━━━━━ Material shown ━━━━━

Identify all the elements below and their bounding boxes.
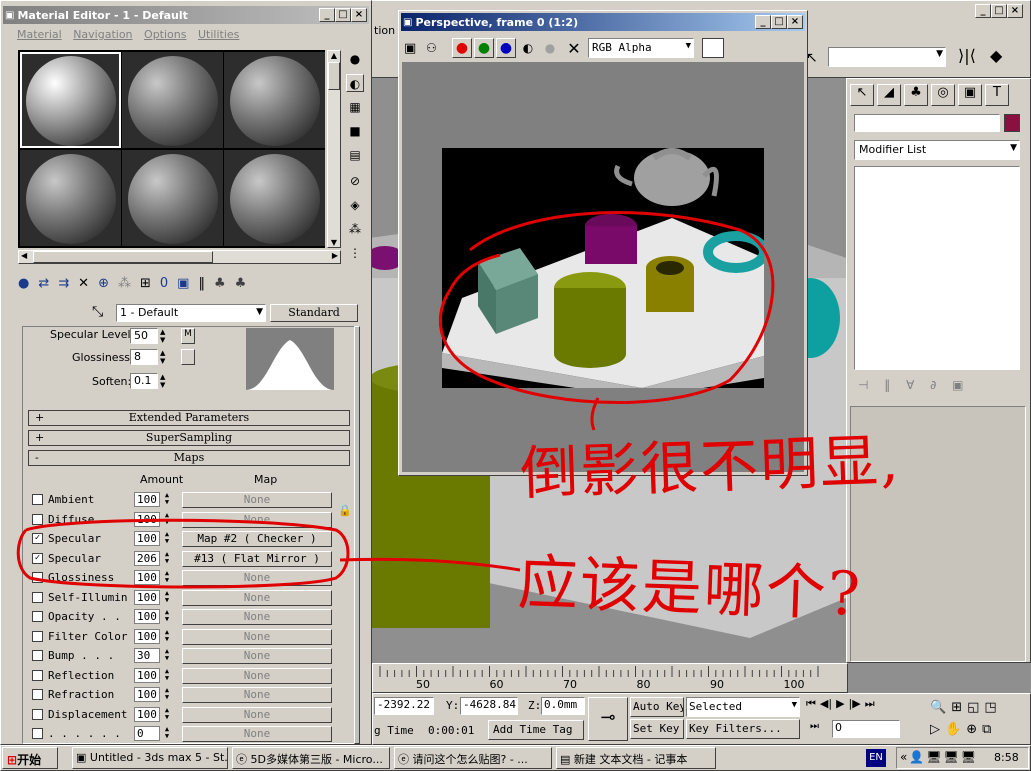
start-button[interactable]: ⊞开始	[2, 747, 58, 769]
language-indicator[interactable]: EN	[866, 749, 886, 767]
task-max-label: Untitled - 3ds max 5 - St...	[89, 751, 228, 764]
task-ie-2[interactable]: ⓔ 请问这个怎么贴图? - ...	[394, 747, 552, 769]
windows-logo-icon: ⊞	[7, 753, 18, 767]
task-ie-1-label: 5D多媒体第三版 - Micro...	[250, 753, 383, 766]
start-label: 开始	[17, 753, 42, 767]
task-ie-2-label: 请问这个怎么贴图? - ...	[412, 753, 528, 766]
annotation-line-2: 应该是哪个?	[516, 548, 864, 630]
tray-icons[interactable]: «👤🖥🖥🖥	[900, 750, 978, 764]
task-notepad-label: 新建 文本文档 - 记事本	[573, 753, 688, 766]
ie-icon: ⓔ	[398, 753, 413, 766]
task-max[interactable]: ▣ Untitled - 3ds max 5 - St...	[72, 747, 228, 769]
max-icon: ▣	[76, 751, 90, 764]
task-notepad[interactable]: ▤ 新建 文本文档 - 记事本	[556, 747, 716, 769]
notepad-icon: ▤	[560, 753, 574, 766]
task-ie-1[interactable]: ⓔ 5D多媒体第三版 - Micro...	[232, 747, 390, 769]
annotation-strokes	[16, 211, 775, 589]
annotation-line-1: 倒影很不明显,	[519, 426, 902, 508]
clock: 8:58	[994, 751, 1019, 764]
ie-icon: ⓔ	[236, 753, 251, 766]
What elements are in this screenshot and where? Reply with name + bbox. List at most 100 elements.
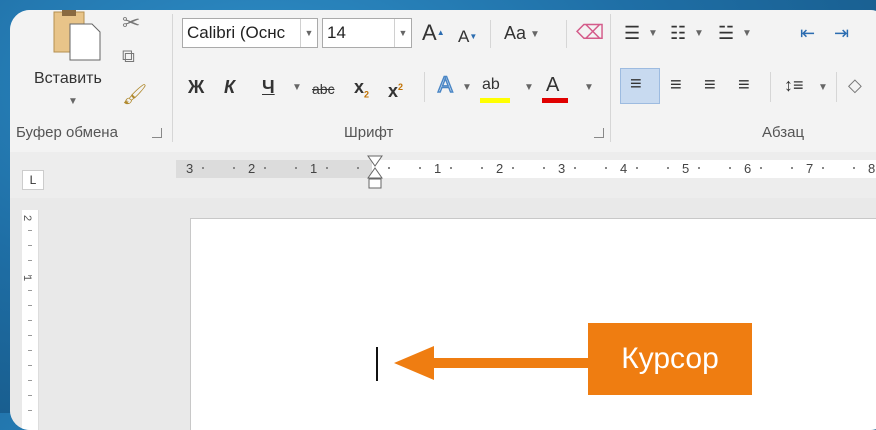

━━━━━

Your goal:
Render all the lines above as a Markdown table with the columns "Row" and "Line text," numbering the rows and skipping any blank lines. Leave the pictures out of the table.

Task answer:
| Row | Line text |
|---|---|
| 1 | Identify all the elements below and their bounding boxes. |
| 2 | start-button[interactable]: ⊞开始	[2, 747, 58, 769] |
| 3 | language-indicator[interactable]: EN	[866, 749, 886, 767] |
| 4 | task-max-label: Untitled - 3ds max 5 - St...	[89, 751, 228, 764] |
| 5 | task-ie-2[interactable]: ⓔ 请问这个怎么贴图? - ...	[394, 747, 552, 769] |
| 6 | windows-logo-icon: ⊞	[7, 753, 18, 767] |
| 7 | task-ie-1-label: 5D多媒体第三版 - Micro...	[250, 753, 383, 766] |
| 8 | start-label: 开始	[17, 753, 42, 767] |
| 9 | task-ie-2-label: 请问这个怎么贴图? - ...	[412, 753, 528, 766] |
| 10 | annotation-line-2: 应该是哪个?	[516, 548, 864, 630] |
| 11 | tray-icons[interactable]: «👤🖥🖥🖥	[900, 750, 978, 764] |
| 12 | task-notepad-label: 新建 文本文档 - 记事本	[573, 753, 688, 766] |
| 13 | ie-icon: ⓔ	[398, 753, 413, 766] |
| 14 | task-max[interactable]: ▣ Untitled - 3ds max 5 - St...	[72, 747, 228, 769] |
| 15 | max-icon: ▣	[76, 751, 90, 764] |
| 16 | task-notepad[interactable]: ▤ 新建 文本文档 - 记事本	[556, 747, 716, 769] |
| 17 | notepad-icon: ▤	[560, 753, 574, 766] |
| 18 | task-ie-1[interactable]: ⓔ 5D多媒体第三版 - Micro...	[232, 747, 390, 769] |
| 19 | annotation-strokes	[16, 211, 775, 589] |
| 20 | annotation-line-1: 倒影很不明显,	[519, 426, 902, 508] |
| 21 | clock: 8:58	[994, 751, 1019, 764] |
| 22 | ie-icon: ⓔ	[236, 753, 251, 766] |
| 23 | What elements are in this screenshot and where? Reply with name + bbox. List at most 100 elements. |